Collected data
----------------------------------------

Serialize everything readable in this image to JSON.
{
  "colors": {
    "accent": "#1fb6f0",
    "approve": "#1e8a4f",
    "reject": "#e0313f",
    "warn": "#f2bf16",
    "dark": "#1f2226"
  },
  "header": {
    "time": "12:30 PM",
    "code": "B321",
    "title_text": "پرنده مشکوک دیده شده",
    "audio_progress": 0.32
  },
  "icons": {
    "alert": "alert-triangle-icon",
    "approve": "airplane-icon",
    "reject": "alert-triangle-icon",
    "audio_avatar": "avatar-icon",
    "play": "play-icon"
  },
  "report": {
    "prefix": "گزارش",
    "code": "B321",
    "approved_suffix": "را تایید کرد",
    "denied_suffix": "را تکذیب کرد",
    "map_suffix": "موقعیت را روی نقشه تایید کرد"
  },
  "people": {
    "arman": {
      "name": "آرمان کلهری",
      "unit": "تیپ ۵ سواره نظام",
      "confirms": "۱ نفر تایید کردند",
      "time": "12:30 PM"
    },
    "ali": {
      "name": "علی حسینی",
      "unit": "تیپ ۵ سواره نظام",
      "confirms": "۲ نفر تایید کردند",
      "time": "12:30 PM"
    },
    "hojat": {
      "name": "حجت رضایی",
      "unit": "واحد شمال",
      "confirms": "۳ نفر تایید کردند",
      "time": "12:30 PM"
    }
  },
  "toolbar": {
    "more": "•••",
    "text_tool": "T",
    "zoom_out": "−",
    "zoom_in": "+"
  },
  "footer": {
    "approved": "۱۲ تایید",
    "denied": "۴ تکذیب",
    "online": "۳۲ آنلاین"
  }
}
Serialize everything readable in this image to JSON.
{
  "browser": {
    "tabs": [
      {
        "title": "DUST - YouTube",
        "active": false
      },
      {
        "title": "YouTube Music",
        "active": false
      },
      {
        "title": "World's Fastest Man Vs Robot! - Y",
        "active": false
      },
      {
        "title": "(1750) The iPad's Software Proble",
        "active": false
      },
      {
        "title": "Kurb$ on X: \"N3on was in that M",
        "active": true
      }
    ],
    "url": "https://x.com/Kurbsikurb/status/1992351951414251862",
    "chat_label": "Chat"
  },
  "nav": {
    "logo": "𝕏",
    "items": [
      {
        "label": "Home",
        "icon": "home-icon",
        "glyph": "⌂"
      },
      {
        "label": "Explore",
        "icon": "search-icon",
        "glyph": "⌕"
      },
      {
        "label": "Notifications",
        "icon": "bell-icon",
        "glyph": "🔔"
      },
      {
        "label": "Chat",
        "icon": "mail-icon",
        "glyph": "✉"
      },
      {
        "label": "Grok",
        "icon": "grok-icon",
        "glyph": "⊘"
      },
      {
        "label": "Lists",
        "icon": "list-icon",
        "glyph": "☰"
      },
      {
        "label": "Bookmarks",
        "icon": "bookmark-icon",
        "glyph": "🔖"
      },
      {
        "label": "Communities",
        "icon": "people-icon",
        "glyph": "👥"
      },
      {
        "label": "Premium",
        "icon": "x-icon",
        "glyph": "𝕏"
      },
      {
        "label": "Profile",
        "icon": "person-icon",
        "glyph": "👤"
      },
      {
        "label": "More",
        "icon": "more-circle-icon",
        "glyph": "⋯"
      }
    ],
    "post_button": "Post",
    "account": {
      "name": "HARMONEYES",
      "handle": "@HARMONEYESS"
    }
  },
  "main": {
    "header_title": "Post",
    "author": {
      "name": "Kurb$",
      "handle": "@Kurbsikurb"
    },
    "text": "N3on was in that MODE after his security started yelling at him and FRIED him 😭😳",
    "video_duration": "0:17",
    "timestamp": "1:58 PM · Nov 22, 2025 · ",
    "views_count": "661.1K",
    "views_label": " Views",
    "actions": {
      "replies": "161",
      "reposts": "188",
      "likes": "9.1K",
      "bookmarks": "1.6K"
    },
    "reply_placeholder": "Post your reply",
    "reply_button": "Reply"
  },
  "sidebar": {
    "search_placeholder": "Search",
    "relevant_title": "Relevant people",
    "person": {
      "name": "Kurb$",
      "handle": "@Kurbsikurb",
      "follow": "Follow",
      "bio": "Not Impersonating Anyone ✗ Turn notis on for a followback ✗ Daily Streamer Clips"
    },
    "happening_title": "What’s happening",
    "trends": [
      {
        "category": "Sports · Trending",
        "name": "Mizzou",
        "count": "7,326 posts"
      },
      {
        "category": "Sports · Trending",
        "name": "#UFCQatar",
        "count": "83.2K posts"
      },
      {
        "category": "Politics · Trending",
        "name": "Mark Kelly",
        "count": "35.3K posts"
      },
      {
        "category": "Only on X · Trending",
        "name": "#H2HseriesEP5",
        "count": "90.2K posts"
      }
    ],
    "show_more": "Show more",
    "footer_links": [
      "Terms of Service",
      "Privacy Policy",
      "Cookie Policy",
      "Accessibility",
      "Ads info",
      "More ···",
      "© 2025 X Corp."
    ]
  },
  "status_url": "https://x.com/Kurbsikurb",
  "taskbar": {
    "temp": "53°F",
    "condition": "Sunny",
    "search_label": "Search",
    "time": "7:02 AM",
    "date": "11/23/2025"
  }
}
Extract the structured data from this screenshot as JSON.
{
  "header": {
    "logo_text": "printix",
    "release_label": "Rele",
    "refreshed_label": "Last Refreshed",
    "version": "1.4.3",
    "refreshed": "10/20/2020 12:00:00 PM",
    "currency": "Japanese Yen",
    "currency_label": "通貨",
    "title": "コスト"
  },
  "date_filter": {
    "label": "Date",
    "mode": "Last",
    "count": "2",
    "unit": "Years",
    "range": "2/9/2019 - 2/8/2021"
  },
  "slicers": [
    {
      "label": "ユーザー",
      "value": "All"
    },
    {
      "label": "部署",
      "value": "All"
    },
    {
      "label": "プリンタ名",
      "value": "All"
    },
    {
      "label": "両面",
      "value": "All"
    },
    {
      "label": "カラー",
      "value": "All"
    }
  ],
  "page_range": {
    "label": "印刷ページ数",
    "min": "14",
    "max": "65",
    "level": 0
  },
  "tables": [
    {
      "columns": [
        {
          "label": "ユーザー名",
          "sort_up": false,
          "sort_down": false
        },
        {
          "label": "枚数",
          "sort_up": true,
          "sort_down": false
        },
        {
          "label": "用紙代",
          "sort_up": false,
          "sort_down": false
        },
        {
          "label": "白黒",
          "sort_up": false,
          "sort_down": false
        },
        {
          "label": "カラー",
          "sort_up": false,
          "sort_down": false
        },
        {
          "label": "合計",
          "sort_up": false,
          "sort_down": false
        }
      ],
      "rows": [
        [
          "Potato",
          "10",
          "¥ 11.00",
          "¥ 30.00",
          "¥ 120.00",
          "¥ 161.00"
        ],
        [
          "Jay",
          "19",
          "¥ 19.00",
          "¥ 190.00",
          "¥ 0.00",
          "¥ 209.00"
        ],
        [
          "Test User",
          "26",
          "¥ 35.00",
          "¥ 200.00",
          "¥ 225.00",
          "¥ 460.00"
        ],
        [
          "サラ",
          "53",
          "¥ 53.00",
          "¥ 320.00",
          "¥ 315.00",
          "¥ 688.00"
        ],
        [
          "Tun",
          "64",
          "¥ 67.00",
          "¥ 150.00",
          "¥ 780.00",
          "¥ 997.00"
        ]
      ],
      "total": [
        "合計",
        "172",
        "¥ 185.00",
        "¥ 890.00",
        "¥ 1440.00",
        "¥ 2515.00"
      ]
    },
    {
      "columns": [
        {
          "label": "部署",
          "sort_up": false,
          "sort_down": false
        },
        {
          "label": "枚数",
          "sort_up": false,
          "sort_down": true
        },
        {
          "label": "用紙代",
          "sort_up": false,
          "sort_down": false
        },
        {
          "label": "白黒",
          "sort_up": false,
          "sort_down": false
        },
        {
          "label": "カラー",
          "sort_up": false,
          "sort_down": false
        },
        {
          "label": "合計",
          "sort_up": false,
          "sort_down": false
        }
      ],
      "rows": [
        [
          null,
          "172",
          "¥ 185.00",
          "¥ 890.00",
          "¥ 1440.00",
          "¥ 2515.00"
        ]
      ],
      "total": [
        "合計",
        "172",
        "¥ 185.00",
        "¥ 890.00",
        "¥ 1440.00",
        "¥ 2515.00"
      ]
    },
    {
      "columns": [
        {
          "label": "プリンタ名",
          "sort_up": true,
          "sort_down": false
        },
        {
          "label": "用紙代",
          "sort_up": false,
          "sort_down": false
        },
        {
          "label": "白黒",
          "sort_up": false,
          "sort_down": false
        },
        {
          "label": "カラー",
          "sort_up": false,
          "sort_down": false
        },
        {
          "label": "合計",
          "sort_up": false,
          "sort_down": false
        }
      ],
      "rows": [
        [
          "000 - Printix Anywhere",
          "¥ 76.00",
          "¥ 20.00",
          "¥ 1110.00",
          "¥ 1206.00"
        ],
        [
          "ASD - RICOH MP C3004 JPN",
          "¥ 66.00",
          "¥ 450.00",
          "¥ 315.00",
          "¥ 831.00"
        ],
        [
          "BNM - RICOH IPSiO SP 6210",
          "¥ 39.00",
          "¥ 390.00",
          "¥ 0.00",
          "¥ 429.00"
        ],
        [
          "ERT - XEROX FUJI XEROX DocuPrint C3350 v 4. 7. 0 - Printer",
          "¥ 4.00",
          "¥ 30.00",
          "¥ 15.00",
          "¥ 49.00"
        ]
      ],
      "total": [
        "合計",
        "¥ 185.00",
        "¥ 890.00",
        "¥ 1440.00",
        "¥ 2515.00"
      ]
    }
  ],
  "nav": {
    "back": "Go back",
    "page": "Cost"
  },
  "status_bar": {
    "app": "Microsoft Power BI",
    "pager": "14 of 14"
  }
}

----------------------------------------

Copy every line of the listing containing the string "تکذیب".

Result below
    "denied_suffix": "را تکذیب کرد",
    "denied": "۴ تکذیب",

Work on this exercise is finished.